*TASK DESCRIPTION*:
Gather each line of the entries below that includes "content".

[Data extracted from a collection]
-- Start --
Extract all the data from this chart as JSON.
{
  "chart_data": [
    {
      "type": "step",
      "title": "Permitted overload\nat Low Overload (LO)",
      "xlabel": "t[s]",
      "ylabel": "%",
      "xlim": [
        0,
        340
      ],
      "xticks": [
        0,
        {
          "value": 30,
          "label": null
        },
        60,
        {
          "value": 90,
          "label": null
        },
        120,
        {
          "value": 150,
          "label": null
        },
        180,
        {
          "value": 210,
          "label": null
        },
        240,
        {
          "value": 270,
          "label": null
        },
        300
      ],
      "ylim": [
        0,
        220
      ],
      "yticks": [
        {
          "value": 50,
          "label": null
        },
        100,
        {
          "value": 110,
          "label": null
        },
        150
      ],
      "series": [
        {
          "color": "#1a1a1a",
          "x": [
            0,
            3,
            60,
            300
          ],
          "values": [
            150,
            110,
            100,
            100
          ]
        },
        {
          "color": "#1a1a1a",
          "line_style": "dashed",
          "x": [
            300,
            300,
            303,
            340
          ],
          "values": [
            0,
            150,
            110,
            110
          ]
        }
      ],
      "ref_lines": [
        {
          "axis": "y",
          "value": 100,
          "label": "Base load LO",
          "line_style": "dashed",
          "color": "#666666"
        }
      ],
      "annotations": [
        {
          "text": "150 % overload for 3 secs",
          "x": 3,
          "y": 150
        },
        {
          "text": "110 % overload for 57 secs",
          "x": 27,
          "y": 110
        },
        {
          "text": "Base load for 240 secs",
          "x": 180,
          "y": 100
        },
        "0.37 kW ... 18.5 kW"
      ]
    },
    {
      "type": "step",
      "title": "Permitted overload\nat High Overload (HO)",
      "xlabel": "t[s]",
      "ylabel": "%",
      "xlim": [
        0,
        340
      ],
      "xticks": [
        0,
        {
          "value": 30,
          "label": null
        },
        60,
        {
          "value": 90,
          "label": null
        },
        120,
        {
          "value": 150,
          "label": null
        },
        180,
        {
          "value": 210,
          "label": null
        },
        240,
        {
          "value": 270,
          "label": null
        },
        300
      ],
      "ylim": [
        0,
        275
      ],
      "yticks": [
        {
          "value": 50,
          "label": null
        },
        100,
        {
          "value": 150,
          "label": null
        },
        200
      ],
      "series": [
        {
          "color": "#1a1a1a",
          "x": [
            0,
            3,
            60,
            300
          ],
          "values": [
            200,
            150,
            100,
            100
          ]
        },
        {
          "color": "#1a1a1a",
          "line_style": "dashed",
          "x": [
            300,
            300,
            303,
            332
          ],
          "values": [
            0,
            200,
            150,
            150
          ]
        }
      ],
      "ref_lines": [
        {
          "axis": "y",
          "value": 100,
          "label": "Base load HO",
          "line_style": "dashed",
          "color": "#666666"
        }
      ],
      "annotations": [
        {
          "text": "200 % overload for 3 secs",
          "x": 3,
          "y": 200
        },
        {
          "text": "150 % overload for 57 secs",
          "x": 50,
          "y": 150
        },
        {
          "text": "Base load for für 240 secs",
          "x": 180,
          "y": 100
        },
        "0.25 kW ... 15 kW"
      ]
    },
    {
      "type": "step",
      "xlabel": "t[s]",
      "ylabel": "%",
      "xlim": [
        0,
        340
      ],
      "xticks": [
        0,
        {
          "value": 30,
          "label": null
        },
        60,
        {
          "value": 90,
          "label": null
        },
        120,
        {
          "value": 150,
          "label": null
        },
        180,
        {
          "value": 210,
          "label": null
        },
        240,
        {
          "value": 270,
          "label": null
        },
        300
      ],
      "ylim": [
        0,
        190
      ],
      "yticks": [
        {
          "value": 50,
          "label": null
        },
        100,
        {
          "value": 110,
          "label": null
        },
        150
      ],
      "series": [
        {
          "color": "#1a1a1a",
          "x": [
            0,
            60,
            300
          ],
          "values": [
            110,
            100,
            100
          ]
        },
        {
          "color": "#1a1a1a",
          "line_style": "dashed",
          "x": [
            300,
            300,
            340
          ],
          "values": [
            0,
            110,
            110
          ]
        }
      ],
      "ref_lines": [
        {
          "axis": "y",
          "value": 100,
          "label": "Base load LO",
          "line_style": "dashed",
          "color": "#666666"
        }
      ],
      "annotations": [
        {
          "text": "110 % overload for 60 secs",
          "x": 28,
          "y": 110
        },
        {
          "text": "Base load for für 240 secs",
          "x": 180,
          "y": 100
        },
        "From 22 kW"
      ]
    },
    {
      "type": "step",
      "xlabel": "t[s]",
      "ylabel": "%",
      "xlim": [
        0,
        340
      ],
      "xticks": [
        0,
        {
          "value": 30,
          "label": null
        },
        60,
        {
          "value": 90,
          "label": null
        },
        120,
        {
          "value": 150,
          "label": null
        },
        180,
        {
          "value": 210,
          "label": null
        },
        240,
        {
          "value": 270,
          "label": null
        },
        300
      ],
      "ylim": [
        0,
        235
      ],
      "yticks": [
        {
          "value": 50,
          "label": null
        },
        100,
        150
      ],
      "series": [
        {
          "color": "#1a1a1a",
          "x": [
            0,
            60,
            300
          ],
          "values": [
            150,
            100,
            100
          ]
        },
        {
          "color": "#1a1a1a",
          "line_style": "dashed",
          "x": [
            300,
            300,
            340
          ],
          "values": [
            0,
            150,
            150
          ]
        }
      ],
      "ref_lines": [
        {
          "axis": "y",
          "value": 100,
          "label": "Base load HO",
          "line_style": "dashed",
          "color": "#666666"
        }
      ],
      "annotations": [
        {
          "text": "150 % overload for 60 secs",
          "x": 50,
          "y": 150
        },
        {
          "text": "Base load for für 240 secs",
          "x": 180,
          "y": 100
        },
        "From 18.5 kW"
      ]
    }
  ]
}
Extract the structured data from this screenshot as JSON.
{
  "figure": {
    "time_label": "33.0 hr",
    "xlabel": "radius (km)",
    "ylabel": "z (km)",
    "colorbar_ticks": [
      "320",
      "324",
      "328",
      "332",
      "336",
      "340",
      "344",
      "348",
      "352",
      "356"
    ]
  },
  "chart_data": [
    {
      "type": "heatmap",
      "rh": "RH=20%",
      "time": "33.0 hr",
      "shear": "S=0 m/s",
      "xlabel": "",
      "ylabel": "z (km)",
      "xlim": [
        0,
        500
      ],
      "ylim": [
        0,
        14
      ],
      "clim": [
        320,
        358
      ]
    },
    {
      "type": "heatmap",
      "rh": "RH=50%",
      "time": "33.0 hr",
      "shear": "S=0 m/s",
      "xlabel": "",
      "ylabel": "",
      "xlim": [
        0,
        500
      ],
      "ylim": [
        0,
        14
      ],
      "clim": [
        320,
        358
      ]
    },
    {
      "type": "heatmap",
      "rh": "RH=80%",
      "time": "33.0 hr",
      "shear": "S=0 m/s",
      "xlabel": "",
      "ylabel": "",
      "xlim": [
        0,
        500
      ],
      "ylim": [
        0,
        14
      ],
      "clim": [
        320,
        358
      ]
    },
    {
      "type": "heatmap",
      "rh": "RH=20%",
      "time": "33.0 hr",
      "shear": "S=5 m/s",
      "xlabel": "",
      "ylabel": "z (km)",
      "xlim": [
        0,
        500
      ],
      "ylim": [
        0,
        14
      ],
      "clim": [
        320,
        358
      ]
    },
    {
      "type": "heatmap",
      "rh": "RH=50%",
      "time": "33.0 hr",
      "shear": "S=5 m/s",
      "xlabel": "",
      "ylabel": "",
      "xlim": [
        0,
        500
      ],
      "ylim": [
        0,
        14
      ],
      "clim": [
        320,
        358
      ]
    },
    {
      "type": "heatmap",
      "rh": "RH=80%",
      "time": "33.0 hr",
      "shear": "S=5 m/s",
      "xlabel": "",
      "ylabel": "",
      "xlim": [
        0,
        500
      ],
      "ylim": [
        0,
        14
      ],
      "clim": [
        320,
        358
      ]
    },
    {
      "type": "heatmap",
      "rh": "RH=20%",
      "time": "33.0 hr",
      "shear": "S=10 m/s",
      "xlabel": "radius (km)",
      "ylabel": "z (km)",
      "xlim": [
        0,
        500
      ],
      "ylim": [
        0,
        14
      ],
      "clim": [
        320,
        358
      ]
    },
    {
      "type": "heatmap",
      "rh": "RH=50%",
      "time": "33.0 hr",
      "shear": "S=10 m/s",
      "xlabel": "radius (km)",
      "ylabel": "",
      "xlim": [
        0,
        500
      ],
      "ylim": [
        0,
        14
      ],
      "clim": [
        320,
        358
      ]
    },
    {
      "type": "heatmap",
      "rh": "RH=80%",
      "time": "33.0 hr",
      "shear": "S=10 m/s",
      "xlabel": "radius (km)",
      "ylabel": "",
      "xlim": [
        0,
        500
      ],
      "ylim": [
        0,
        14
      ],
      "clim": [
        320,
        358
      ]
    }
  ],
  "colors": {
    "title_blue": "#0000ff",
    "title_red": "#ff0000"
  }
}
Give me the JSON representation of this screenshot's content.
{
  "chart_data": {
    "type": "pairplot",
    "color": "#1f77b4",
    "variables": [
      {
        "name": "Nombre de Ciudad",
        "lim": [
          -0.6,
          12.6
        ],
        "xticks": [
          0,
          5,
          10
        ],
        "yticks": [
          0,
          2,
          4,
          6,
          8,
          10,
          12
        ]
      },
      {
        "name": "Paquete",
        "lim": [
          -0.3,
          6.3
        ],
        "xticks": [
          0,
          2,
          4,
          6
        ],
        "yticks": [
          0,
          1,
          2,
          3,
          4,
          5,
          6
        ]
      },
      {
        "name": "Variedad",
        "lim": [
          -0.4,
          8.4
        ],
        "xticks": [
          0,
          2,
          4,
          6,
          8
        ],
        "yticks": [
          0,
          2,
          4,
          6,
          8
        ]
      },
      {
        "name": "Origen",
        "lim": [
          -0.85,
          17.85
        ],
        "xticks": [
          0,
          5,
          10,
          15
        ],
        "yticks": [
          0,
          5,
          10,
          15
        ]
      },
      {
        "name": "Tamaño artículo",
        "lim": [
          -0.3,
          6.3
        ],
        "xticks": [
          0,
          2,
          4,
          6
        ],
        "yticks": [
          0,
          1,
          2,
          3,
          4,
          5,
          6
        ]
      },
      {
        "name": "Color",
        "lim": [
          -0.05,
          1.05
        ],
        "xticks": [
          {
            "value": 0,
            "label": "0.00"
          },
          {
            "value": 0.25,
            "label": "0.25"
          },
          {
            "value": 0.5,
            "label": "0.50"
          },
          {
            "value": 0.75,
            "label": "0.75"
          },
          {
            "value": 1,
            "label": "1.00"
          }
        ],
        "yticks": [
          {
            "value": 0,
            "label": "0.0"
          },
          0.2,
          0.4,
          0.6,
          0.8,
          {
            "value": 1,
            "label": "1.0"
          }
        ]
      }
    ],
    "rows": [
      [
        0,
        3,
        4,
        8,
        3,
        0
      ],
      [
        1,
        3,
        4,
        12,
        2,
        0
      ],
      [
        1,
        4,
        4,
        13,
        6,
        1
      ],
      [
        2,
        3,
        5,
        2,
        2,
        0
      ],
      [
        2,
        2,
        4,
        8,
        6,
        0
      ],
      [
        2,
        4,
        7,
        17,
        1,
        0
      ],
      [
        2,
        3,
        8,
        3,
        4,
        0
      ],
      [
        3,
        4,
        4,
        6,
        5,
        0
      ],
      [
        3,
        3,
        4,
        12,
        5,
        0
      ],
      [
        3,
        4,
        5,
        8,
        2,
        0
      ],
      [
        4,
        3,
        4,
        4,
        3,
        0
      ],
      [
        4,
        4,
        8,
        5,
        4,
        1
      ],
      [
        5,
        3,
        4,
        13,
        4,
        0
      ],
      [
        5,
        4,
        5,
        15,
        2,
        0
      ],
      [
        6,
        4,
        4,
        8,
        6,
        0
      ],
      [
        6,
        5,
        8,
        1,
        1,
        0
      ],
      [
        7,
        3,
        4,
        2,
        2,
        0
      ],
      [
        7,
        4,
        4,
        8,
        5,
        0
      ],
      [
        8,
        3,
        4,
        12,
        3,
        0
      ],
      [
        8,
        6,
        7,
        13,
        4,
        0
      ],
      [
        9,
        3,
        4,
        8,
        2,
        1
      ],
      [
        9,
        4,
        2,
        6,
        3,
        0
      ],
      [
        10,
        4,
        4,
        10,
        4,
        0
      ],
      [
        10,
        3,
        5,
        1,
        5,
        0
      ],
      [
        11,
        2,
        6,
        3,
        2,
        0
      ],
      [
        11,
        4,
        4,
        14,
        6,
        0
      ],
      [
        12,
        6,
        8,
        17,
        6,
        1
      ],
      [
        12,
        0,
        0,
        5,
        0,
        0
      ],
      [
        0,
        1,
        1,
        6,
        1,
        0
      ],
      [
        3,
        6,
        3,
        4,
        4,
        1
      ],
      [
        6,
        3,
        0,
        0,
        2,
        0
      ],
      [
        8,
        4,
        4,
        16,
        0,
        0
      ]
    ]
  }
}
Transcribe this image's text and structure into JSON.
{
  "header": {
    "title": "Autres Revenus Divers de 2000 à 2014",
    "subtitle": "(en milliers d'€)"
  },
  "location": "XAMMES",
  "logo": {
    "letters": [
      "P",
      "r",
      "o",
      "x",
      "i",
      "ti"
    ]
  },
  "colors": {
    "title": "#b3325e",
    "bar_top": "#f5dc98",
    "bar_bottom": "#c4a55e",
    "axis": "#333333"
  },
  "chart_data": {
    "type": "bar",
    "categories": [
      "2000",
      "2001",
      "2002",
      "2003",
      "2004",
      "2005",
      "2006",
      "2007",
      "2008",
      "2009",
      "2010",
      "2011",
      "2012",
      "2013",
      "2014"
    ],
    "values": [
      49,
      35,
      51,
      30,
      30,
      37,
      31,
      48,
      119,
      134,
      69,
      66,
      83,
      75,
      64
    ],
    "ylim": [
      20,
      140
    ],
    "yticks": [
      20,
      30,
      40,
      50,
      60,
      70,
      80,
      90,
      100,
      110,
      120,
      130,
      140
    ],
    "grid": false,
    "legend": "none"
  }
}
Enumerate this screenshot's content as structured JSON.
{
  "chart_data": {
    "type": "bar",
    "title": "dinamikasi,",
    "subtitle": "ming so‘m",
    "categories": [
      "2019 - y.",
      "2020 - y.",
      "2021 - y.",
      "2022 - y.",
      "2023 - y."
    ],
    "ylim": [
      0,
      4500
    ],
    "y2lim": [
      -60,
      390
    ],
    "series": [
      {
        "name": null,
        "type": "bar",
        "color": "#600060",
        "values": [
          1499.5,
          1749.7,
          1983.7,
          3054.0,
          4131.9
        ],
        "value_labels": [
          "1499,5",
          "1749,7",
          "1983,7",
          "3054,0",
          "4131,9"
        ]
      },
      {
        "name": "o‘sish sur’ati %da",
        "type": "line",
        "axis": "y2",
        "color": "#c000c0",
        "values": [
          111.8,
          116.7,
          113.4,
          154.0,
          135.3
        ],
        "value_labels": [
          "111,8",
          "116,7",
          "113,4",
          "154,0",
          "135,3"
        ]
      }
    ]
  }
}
-- End --
*ANSWER IN FULL*:
Give me the JSON representation of this screenshot's content.
Enumerate this screenshot's content as structured JSON.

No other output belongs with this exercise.